▶ _Data shown_
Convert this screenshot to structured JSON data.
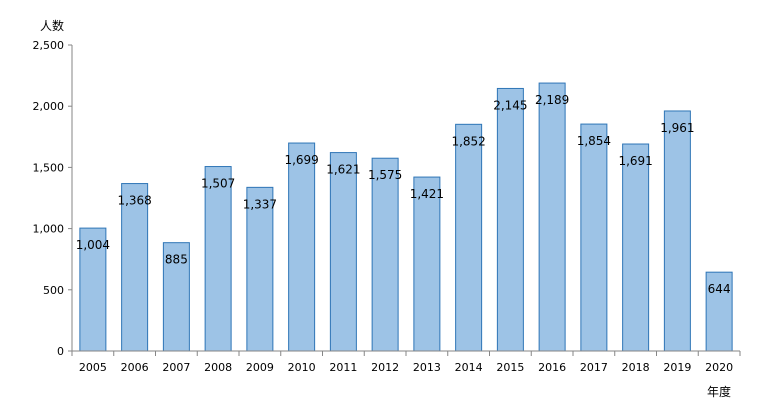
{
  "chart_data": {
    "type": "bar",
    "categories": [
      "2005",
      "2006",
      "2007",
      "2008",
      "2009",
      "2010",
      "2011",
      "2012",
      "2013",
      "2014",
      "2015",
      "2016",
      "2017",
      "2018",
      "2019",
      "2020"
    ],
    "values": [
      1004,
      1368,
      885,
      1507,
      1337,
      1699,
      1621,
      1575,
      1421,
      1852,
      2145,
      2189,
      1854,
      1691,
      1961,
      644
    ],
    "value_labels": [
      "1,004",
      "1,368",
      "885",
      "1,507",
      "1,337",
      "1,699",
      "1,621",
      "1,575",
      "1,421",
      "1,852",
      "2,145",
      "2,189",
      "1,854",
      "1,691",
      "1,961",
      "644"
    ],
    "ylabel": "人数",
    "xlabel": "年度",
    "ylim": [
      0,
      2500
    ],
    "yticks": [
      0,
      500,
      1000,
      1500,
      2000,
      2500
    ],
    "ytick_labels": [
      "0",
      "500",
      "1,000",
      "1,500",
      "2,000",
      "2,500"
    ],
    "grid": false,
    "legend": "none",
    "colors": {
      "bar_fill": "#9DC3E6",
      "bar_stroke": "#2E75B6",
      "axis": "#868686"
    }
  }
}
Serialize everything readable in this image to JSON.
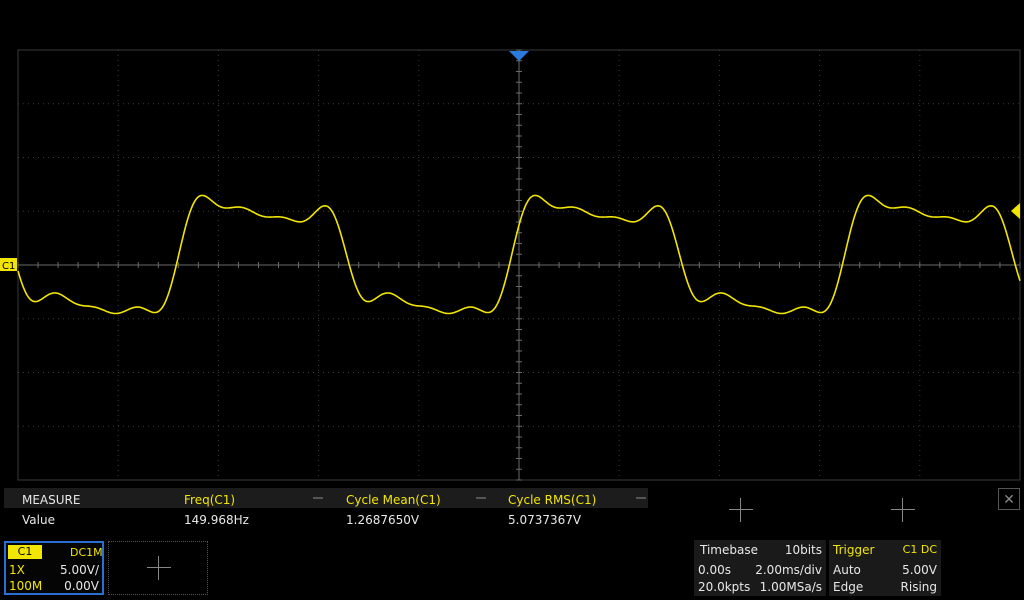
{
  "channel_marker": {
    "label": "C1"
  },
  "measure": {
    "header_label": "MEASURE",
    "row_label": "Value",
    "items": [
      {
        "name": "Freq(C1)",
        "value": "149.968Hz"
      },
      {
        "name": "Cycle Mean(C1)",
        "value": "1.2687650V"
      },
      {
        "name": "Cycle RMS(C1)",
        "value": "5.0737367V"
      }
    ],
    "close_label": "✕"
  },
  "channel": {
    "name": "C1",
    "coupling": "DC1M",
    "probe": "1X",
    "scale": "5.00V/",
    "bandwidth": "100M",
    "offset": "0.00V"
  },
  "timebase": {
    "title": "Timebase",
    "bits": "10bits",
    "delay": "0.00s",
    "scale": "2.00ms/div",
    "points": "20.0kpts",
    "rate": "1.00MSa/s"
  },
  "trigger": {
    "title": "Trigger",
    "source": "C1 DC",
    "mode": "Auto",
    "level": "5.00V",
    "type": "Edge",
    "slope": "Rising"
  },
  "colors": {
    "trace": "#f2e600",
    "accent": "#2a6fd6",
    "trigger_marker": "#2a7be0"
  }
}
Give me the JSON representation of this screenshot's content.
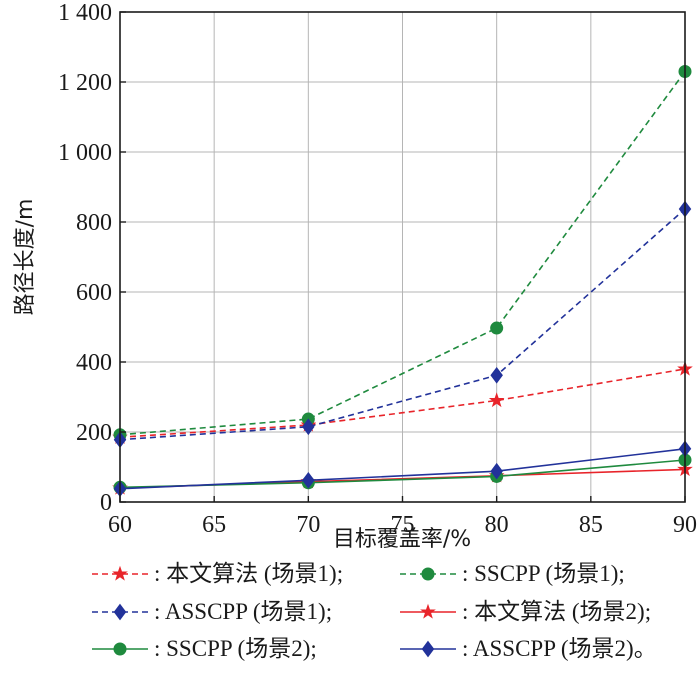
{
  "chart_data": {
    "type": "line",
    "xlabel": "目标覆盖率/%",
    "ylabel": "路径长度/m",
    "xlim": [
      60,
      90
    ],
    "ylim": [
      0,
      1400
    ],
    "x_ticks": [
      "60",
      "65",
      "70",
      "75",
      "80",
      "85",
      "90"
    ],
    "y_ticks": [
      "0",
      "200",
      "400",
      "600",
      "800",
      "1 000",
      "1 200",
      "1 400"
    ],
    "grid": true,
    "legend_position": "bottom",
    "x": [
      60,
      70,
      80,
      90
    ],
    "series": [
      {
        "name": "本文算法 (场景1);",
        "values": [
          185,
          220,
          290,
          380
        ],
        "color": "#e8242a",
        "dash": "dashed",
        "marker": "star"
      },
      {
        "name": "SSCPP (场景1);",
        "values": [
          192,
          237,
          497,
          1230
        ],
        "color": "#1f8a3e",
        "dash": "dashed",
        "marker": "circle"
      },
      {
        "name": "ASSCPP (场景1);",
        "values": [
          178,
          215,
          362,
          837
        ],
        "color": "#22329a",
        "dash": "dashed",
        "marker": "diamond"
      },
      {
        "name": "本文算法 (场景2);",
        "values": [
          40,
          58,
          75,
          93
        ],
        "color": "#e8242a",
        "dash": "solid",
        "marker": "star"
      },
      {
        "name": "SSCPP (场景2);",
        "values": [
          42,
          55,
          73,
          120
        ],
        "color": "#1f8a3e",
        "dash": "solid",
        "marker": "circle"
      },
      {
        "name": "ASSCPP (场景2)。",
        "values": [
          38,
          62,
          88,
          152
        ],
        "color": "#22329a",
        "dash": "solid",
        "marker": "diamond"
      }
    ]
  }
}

▶ _What you need to do_
Look through the material and say how many lines hold "screenshot". Give the number only.

▶ _The result_
2